## Objective
Which lines of the records contain "premier"? Collect every one of them.

(Dataset entries)
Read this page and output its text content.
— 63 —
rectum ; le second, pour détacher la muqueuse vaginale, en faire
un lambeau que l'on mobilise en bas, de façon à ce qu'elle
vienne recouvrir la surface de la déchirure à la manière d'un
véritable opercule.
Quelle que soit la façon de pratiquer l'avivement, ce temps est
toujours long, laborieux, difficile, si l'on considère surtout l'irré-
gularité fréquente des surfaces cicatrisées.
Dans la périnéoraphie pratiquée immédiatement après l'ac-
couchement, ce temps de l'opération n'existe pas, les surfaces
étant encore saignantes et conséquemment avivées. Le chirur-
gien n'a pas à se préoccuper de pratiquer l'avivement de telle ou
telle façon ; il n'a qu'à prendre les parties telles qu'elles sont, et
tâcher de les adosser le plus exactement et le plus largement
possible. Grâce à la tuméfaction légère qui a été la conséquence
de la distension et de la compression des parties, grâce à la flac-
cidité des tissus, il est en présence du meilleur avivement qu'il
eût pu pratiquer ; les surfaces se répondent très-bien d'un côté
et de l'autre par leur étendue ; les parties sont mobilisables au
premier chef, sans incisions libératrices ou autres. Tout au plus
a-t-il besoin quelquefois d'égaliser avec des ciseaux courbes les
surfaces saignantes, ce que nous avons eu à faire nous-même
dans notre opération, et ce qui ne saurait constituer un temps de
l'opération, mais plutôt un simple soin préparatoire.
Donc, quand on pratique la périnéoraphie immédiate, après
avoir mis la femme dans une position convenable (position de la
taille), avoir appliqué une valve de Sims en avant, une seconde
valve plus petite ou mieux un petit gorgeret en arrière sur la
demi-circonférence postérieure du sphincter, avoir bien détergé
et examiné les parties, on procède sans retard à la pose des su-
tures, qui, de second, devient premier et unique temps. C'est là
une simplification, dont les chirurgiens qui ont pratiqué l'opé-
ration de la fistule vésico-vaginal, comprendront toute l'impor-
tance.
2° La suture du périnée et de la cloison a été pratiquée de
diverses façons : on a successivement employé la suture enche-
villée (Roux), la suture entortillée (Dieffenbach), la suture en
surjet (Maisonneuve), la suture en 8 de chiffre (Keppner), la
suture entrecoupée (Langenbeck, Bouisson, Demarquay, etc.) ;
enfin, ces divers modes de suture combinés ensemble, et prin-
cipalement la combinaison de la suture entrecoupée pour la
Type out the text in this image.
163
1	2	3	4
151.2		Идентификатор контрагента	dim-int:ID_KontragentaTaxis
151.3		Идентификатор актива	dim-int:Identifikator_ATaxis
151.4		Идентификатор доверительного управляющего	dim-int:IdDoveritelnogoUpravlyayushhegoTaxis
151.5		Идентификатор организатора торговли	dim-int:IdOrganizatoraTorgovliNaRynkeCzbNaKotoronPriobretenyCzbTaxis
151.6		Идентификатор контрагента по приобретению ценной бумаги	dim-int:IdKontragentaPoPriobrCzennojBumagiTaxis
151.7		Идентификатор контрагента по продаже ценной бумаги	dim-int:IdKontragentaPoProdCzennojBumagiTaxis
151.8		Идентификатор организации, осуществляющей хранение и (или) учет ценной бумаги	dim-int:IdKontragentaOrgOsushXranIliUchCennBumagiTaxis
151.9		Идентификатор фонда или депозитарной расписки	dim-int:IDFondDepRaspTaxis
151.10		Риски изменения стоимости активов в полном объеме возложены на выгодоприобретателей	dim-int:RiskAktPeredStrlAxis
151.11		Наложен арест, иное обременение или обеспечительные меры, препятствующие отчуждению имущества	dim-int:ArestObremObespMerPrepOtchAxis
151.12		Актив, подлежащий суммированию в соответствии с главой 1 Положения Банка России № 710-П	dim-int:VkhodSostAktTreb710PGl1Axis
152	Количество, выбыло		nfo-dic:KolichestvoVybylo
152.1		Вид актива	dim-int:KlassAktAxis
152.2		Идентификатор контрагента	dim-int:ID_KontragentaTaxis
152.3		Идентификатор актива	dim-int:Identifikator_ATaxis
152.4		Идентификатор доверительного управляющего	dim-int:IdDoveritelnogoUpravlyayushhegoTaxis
--
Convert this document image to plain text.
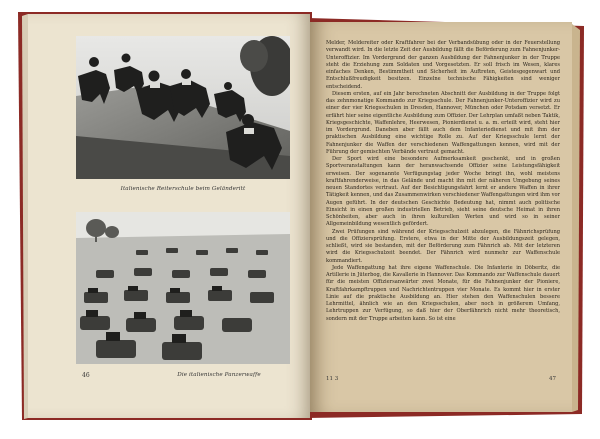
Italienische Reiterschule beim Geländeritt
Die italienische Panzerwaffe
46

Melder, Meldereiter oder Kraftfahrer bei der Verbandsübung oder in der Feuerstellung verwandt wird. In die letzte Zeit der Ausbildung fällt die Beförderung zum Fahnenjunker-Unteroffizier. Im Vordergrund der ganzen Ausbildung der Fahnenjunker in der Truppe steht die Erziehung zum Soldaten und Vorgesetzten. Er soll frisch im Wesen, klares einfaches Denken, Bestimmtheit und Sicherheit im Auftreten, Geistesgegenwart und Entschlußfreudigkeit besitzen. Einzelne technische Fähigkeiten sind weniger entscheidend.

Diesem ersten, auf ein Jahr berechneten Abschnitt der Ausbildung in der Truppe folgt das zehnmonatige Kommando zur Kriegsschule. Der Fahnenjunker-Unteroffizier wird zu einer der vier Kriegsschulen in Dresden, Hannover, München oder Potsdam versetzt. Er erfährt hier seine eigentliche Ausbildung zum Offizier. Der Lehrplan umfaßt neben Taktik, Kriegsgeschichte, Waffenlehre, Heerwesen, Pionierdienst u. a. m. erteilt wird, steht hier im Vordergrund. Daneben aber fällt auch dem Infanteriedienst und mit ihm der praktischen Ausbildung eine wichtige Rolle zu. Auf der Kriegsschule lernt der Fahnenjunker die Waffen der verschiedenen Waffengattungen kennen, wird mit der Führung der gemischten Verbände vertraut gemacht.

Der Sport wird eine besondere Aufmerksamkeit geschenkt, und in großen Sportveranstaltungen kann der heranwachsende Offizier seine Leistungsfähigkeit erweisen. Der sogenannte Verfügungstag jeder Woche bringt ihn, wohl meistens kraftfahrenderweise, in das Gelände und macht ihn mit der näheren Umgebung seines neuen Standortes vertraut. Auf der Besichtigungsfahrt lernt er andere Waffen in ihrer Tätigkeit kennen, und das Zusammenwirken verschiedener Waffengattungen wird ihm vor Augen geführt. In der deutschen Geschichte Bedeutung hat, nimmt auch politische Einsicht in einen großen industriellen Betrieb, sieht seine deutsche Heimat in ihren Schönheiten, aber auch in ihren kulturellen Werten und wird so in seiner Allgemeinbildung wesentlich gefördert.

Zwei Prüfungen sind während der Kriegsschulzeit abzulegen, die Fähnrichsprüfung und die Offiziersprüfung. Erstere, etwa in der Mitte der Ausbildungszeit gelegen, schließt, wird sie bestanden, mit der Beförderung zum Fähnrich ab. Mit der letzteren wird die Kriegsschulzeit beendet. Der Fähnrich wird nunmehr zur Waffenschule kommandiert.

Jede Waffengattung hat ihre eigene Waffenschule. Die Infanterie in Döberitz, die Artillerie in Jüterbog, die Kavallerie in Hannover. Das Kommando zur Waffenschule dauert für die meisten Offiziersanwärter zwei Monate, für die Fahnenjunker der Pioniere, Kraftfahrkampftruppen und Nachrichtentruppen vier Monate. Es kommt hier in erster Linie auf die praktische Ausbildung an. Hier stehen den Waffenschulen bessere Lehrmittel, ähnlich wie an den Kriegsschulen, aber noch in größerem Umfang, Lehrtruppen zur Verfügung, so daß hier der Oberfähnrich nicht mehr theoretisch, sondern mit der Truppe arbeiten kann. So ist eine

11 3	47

## Answer to this problem
premier chef, sans incisions libératrices ou autres. Tout au plus
tures, qui, de second, devient premier et unique temps. C'est là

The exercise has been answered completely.